> DIRECTIONS
Reproduce every line in the listing that contains the word "detail".

Figure dataset records:

=======

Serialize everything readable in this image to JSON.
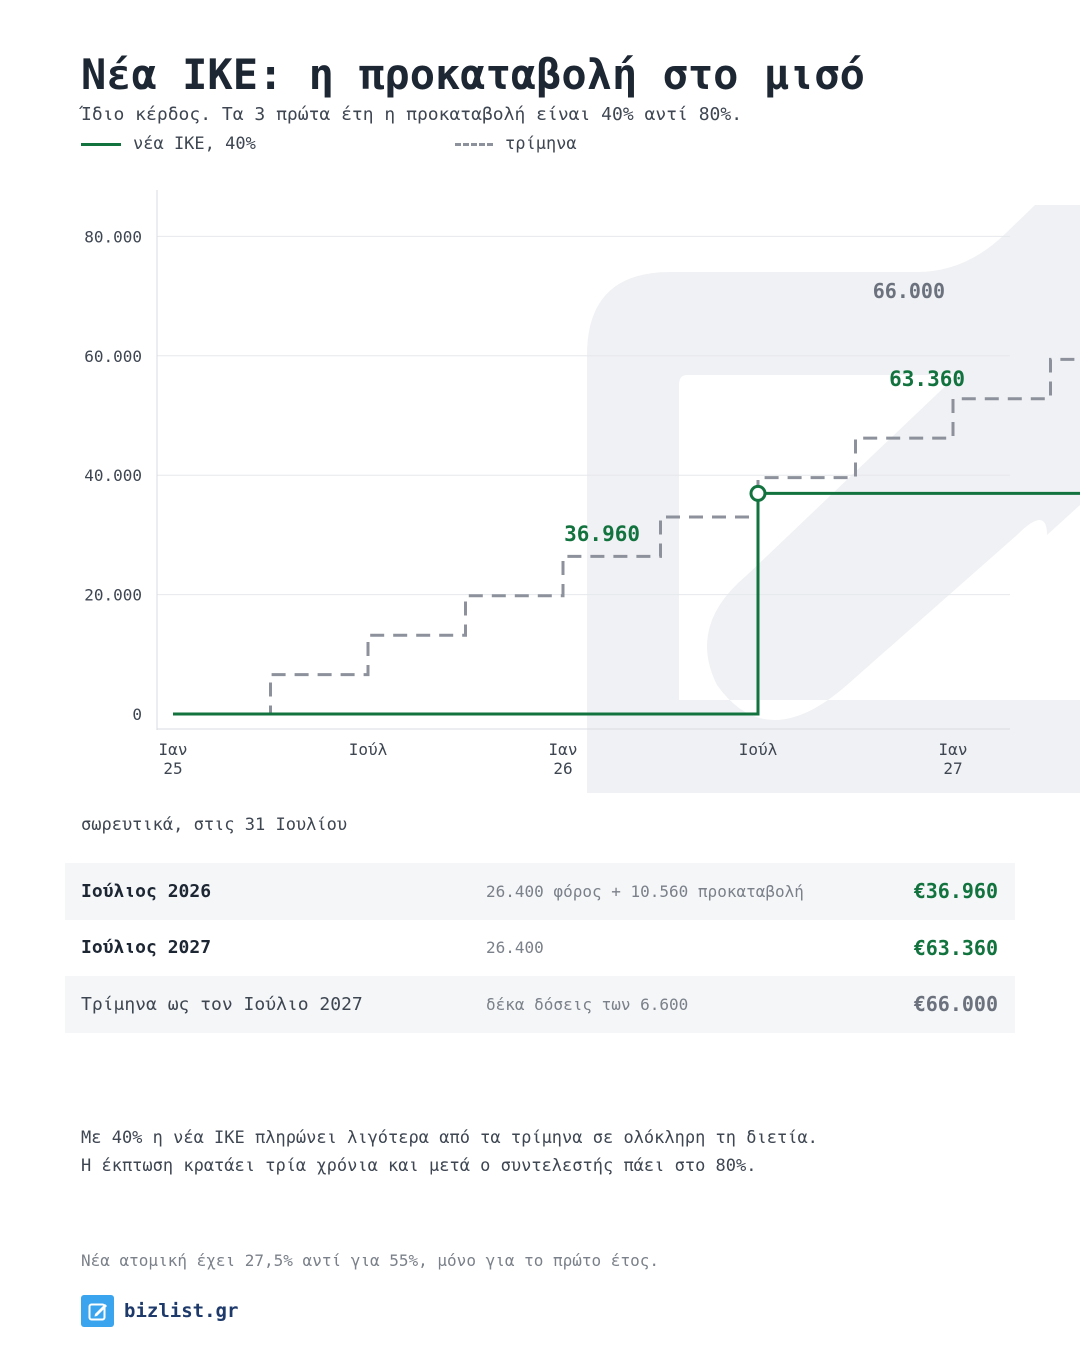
{
  "header": {
    "title": "Νέα ΙΚΕ: η προκαταβολή στο μισό",
    "subtitle": "Ίδιο κέρδος. Τα 3 πρώτα έτη η προκαταβολή είναι 40% αντί 80%."
  },
  "colors": {
    "green": "#12733f",
    "gray_dash": "#8c919b",
    "watermark": "#f0f1f4",
    "text_dark": "#1d2633"
  },
  "chart_data": {
    "type": "line",
    "ylim": [
      0,
      80000
    ],
    "yticks": [
      0,
      20000,
      40000,
      60000,
      80000
    ],
    "ytick_labels": [
      "0",
      "20.000",
      "40.000",
      "60.000",
      "80.000"
    ],
    "xticks": [
      {
        "t": 0,
        "label": [
          "Ιαν",
          "25"
        ]
      },
      {
        "t": 6,
        "label": [
          "Ιούλ",
          ""
        ]
      },
      {
        "t": 12,
        "label": [
          "Ιαν",
          "26"
        ]
      },
      {
        "t": 18,
        "label": [
          "Ιούλ",
          ""
        ]
      },
      {
        "t": 24,
        "label": [
          "Ιαν",
          "27"
        ]
      },
      {
        "t": 30,
        "label": [
          "Ιούλ",
          ""
        ]
      }
    ],
    "grid": true,
    "series": [
      {
        "name": "νέα ΙΚΕ, 40%",
        "style": "solid",
        "step_x": [
          0,
          18,
          30
        ],
        "step_y": [
          0,
          36960,
          63360
        ],
        "end_x": 30,
        "markers": [
          {
            "x": 18,
            "y": 36960,
            "label": "36.960"
          },
          {
            "x": 30,
            "y": 63360,
            "label": "63.360"
          }
        ]
      },
      {
        "name": "τρίμηνα",
        "style": "dashed",
        "step_x": [
          0,
          3,
          6,
          9,
          12,
          15,
          18,
          21,
          24,
          27
        ],
        "step_y": [
          0,
          6600,
          13200,
          19800,
          26400,
          33000,
          39600,
          46200,
          52800,
          59400
        ],
        "end_x": 30,
        "markers": [
          {
            "x": 30,
            "y": 66000,
            "label": "66.000"
          }
        ]
      }
    ]
  },
  "caption": "σωρευτικά, στις 31 Ιουλίου",
  "table": {
    "rows": [
      {
        "label": "Ιούλιος 2026",
        "detail": "26.400 φόρος + 10.560 προκαταβολή",
        "value": "€36.960"
      },
      {
        "label": "Ιούλιος 2027",
        "detail": "26.400",
        "value": "€63.360"
      },
      {
        "label": "Τρίμηνα ως τον Ιούλιο 2027",
        "detail": "δέκα δόσεις των 6.600",
        "value": "€66.000"
      }
    ]
  },
  "note": {
    "line1": "Με 40% η νέα ΙΚΕ πληρώνει λιγότερα από τα τρίμηνα σε ολόκληρη τη διετία.",
    "line2": "Η έκπτωση κρατάει τρία χρόνια και μετά ο συντελεστής πάει στο 80%."
  },
  "footnote": "Νέα ατομική έχει 27,5% αντί για 55%, μόνο για το πρώτο έτος.",
  "brand": {
    "name": "bizlist.gr",
    "icon": "edit-icon"
  }
}
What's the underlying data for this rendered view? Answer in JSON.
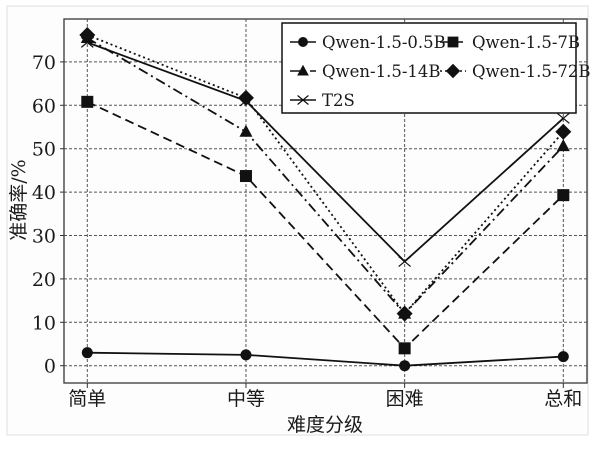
{
  "chart_data": {
    "type": "line",
    "title": "",
    "xlabel": "难度分级",
    "ylabel": "准确率/%",
    "categories": [
      "简单",
      "中等",
      "困难",
      "总和"
    ],
    "yticks": [
      0,
      10,
      20,
      30,
      40,
      50,
      60,
      70
    ],
    "ylim": [
      -4,
      79
    ],
    "grid": true,
    "legend_position": "upper right",
    "series": [
      {
        "name": "Qwen-1.5-0.5B",
        "marker": "circle",
        "linestyle": "solid",
        "values": [
          3.0,
          2.5,
          0.0,
          2.1
        ]
      },
      {
        "name": "Qwen-1.5-7B",
        "marker": "square",
        "linestyle": "dashed",
        "values": [
          60.8,
          43.7,
          4.0,
          39.3
        ]
      },
      {
        "name": "Qwen-1.5-14B",
        "marker": "triangle",
        "linestyle": "dashdot",
        "values": [
          75.5,
          53.9,
          12.0,
          50.6
        ]
      },
      {
        "name": "Qwen-1.5-72B",
        "marker": "diamond",
        "linestyle": "dotted",
        "values": [
          76.2,
          61.7,
          12.0,
          53.9
        ]
      },
      {
        "name": "T2S",
        "marker": "x",
        "linestyle": "solid",
        "values": [
          74.5,
          61.0,
          24.0,
          57.0
        ]
      }
    ]
  },
  "legend": {
    "items": [
      "Qwen-1.5-0.5B",
      "Qwen-1.5-7B",
      "Qwen-1.5-14B",
      "Qwen-1.5-72B",
      "T2S"
    ]
  },
  "colors": {
    "line": "#111111",
    "grid": "#555555",
    "axis": "#333333"
  }
}
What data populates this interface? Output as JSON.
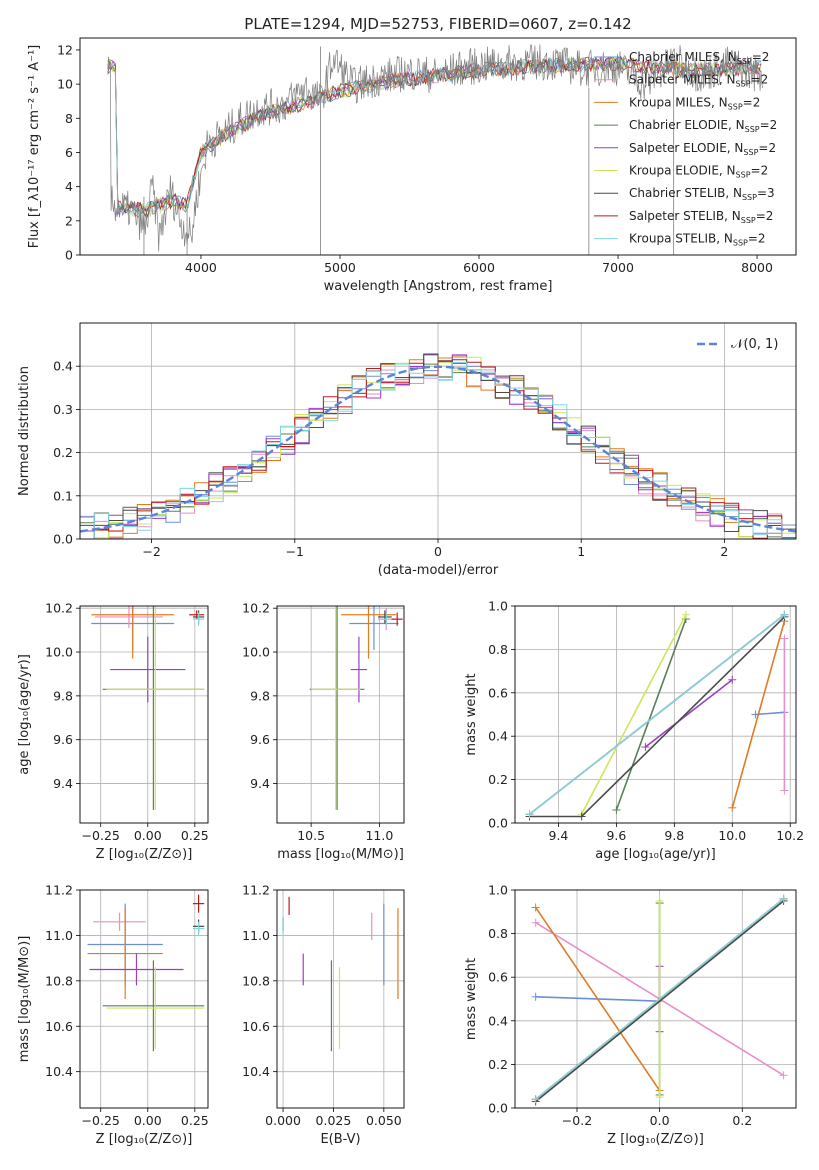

=======

> THE RESPONSE
        "detail": "26.400 φόρος + 10.560 προκαταβολή",
        "detail": "26.400",
        "detail": "δέκα δόσεις των 6.600",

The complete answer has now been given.